■ Exercise goal ■
Find the word "codec" in the records below. List each line containing it.

■ Records for this task ■
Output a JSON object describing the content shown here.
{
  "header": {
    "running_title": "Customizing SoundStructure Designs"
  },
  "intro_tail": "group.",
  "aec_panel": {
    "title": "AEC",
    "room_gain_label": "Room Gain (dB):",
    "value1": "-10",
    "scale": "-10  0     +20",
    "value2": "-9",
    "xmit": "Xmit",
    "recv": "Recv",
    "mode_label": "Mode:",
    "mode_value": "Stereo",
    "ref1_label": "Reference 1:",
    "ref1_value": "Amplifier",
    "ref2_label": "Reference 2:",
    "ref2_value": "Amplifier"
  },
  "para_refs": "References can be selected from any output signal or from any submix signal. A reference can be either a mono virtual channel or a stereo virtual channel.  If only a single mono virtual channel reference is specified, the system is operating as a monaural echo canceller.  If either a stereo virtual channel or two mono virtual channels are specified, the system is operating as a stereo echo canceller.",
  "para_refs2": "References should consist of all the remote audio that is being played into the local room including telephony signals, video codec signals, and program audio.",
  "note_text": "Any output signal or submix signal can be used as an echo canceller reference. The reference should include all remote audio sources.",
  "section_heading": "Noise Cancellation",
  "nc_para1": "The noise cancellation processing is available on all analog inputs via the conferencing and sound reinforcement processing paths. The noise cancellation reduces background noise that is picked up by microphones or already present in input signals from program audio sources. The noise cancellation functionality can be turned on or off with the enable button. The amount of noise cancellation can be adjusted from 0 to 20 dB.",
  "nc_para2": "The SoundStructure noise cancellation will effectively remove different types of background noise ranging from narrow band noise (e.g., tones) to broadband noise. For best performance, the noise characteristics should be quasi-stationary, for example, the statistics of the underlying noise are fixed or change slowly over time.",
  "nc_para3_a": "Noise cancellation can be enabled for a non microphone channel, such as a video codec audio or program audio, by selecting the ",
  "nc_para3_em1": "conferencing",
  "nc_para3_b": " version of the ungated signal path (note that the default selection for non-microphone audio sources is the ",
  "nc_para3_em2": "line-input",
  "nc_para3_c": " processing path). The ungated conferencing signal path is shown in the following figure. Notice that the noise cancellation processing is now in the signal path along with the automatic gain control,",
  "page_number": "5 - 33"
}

■ Written response ■
  "para_refs2": "References should consist of all the remote audio that is being played into the local room including telephony signals, video codec signals, and program audio.",
  "nc_para3_a": "Noise cancellation can be enabled for a non microphone channel, such as a video codec audio or program audio, by selecting the ",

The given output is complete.